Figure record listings
·····

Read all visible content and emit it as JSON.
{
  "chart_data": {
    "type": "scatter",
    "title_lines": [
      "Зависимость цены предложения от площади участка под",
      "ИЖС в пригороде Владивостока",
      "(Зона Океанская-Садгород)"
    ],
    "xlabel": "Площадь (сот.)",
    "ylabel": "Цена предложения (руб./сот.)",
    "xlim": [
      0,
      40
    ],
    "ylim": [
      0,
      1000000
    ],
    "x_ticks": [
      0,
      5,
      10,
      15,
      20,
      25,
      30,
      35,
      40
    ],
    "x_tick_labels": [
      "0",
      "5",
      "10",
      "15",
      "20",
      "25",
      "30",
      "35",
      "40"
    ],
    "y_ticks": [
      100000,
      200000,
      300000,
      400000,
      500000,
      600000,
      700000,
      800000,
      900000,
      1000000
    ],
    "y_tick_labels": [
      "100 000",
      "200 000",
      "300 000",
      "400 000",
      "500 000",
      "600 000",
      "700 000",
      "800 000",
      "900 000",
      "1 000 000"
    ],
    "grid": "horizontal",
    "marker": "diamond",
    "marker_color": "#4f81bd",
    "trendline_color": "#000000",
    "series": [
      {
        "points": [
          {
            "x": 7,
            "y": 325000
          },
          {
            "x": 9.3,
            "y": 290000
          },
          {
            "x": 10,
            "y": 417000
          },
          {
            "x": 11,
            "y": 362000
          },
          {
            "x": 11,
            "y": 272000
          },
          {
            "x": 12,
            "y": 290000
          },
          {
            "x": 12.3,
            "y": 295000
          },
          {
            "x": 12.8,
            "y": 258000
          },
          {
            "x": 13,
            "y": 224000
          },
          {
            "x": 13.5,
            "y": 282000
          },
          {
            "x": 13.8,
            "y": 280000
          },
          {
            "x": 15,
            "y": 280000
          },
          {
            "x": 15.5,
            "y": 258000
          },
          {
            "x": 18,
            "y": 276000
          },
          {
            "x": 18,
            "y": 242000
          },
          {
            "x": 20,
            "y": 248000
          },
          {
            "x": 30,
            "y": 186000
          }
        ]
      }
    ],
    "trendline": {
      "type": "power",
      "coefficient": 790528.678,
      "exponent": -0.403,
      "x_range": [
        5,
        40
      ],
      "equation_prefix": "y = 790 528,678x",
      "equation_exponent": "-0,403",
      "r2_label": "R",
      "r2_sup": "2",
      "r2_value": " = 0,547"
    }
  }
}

·····

◆ **The request**: Search the entries for the word "предложения", then list each line that holds it.

◆ **Task result**:
      "Зависимость цены предложения от площади участка под",
    "ylabel": "Цена предложения (руб./сот.)",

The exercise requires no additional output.